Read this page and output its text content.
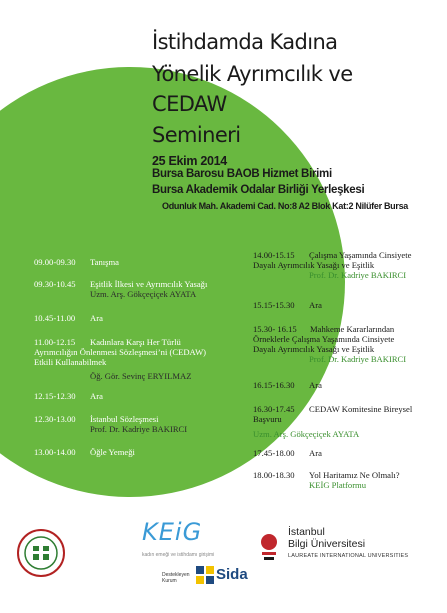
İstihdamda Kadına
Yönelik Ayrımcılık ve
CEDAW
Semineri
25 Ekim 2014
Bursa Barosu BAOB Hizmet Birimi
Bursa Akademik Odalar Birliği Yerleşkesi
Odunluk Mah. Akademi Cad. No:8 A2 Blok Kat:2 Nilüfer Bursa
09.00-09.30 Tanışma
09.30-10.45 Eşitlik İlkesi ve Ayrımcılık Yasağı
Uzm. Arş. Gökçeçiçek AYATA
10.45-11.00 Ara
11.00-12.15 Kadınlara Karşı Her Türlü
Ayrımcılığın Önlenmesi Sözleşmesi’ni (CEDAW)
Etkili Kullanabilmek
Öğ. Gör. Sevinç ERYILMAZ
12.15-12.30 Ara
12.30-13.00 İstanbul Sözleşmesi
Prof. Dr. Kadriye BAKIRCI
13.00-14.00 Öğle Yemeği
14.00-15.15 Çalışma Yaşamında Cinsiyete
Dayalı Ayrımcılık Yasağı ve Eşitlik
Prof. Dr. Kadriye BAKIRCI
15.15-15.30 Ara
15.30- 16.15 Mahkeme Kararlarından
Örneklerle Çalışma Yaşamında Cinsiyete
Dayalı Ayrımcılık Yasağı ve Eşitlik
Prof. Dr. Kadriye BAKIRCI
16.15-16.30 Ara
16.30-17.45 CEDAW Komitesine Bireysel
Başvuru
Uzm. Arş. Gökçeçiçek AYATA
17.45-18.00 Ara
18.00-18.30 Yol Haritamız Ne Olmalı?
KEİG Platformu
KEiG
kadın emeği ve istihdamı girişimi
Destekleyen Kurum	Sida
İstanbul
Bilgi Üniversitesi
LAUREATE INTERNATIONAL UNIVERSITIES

──────────

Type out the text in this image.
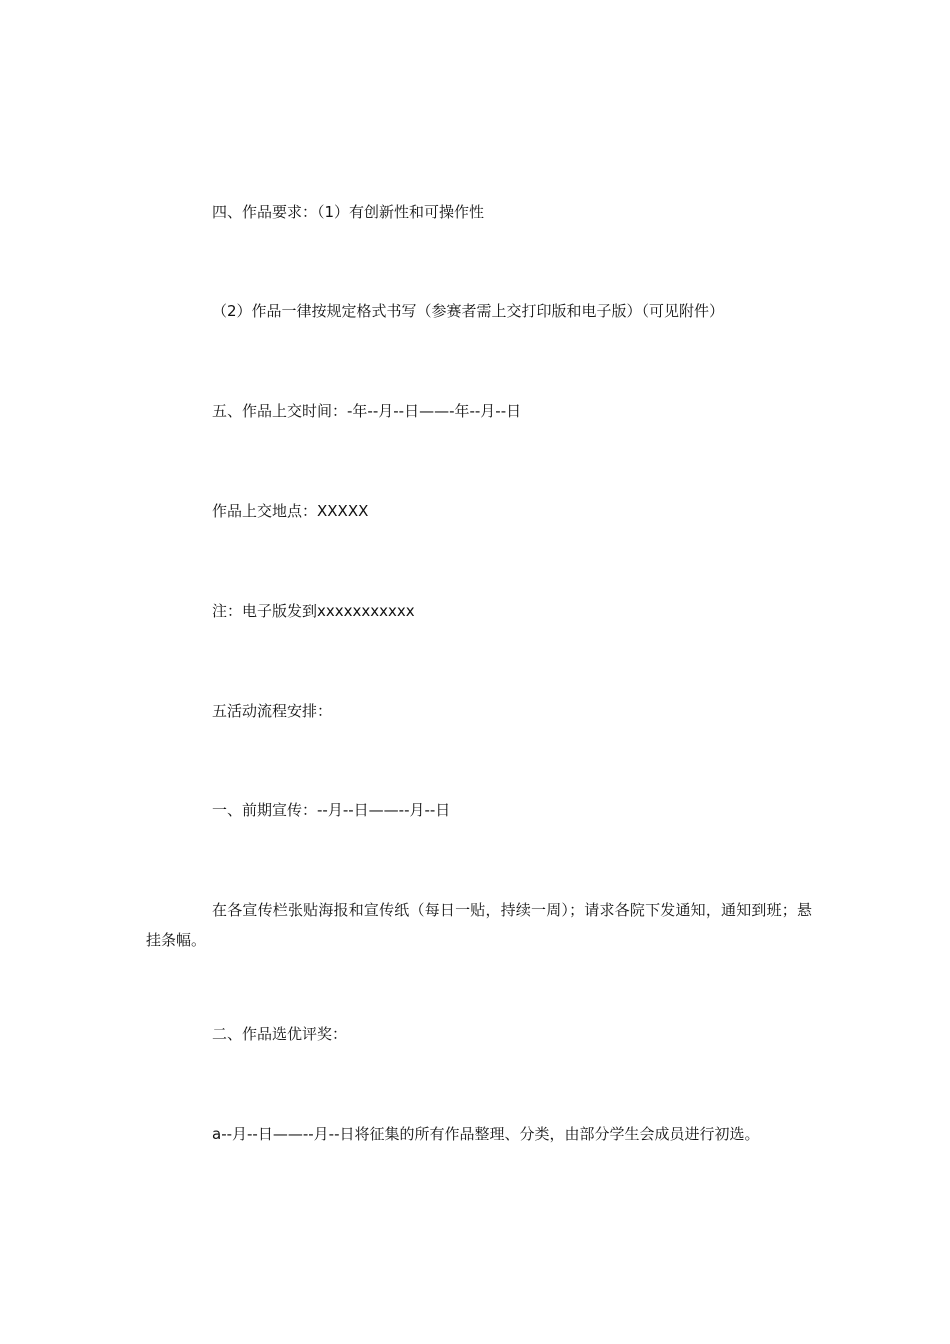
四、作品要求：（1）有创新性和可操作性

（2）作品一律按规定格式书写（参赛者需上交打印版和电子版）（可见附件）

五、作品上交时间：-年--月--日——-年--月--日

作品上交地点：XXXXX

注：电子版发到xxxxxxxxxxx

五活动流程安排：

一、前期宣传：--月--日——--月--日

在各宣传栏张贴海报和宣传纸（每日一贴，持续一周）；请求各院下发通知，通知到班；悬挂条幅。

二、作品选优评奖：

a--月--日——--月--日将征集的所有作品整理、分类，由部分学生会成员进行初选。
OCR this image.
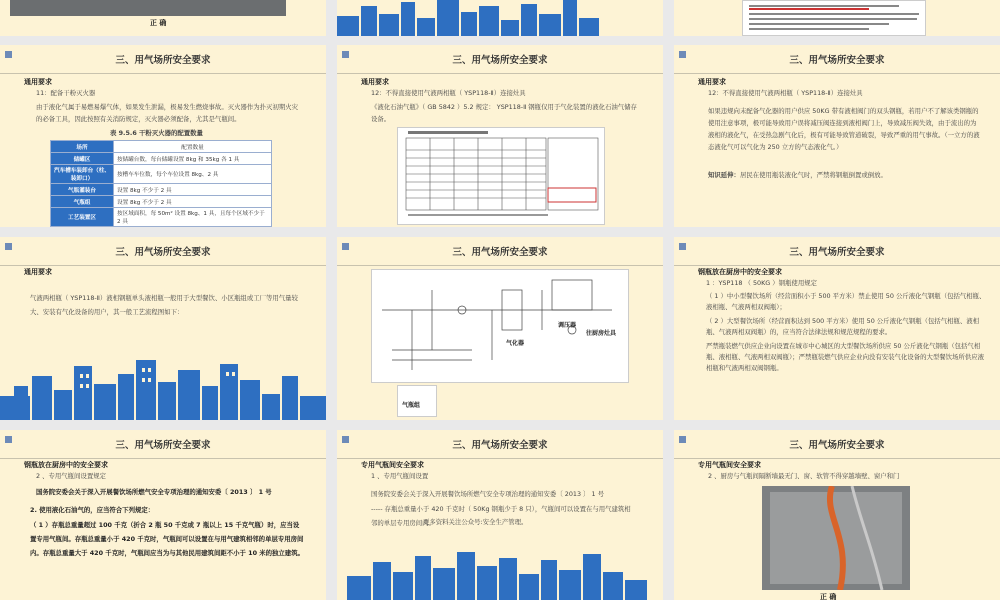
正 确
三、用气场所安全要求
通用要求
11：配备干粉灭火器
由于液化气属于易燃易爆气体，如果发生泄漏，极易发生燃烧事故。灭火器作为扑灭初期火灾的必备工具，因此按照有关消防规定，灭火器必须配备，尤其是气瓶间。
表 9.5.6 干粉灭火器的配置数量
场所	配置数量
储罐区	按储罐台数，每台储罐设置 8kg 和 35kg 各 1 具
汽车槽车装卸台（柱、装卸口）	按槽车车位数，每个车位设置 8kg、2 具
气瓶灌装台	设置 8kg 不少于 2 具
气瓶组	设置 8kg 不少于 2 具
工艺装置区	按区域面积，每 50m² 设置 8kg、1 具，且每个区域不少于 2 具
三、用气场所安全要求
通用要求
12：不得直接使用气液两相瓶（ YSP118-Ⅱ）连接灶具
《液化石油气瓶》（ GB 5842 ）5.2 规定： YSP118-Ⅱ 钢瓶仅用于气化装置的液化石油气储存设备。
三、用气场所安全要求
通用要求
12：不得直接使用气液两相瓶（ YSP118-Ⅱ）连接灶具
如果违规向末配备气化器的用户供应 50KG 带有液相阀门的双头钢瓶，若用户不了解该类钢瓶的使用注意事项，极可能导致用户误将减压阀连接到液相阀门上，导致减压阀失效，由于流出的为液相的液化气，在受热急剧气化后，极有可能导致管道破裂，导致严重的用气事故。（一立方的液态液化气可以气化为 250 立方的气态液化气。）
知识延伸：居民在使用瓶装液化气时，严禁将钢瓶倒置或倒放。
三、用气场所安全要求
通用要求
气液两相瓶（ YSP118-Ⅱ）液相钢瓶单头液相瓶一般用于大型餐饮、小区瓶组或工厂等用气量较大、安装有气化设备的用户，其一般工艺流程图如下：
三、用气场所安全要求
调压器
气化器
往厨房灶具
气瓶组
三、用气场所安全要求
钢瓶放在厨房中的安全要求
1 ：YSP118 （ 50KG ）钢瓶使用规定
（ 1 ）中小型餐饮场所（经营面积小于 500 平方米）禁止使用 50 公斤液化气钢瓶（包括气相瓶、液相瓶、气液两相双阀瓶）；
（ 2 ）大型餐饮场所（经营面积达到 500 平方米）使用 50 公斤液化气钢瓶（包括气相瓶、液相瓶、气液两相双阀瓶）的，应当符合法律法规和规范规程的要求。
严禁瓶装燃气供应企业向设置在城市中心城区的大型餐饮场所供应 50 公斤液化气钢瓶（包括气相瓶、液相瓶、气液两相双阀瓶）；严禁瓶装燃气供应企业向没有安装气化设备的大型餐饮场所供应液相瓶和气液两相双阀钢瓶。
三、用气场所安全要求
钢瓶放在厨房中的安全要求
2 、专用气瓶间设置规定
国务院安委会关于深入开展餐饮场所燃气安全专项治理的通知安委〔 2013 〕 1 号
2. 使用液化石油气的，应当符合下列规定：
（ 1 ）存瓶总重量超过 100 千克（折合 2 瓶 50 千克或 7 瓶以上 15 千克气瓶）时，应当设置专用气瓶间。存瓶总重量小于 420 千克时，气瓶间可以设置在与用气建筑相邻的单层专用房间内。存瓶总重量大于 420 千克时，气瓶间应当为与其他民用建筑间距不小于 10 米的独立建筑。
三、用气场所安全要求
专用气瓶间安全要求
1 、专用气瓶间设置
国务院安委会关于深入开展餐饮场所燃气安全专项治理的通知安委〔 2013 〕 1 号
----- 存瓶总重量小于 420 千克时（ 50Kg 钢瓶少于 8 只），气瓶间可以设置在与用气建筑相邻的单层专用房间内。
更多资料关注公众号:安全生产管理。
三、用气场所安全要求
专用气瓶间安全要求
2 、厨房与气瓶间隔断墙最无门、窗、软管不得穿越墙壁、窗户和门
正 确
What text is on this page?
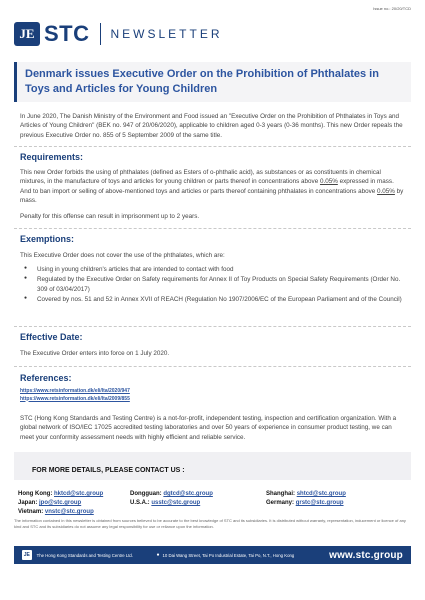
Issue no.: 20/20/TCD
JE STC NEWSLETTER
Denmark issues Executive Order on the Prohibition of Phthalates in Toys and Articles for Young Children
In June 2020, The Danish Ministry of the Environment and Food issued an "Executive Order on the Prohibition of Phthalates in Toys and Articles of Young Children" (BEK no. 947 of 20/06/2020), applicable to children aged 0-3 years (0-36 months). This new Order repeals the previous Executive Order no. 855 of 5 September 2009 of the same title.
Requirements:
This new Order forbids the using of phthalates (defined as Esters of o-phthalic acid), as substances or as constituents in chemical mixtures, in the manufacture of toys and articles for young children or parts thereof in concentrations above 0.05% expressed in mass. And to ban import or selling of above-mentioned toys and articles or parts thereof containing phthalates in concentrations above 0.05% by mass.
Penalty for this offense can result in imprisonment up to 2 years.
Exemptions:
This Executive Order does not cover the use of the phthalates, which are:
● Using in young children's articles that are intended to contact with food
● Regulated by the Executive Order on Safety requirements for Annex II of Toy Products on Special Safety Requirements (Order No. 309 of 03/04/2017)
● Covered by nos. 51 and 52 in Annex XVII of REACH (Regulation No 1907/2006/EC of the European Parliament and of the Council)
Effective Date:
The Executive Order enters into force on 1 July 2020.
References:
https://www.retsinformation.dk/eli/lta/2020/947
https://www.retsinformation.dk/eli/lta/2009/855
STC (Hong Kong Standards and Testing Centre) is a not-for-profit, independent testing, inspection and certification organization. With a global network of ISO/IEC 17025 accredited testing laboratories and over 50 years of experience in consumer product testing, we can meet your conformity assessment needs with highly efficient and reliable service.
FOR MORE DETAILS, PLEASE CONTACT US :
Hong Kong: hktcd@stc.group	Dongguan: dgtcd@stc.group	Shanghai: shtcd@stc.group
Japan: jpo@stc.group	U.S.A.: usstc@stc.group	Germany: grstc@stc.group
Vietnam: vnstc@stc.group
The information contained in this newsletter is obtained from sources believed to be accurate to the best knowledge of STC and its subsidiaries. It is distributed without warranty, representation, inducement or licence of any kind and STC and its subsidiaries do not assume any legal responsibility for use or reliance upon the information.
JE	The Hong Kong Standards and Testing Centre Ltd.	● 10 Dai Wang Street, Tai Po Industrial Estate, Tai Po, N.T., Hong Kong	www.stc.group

──────────

### [TASK INSTRUCTIONS]
List every line from the entries above in which "https" appears.

### [OUTPUT FOR THIS EXERCISE]
https://www.retsinformation.dk/eli/lta/2020/947
https://www.retsinformation.dk/eli/lta/2009/855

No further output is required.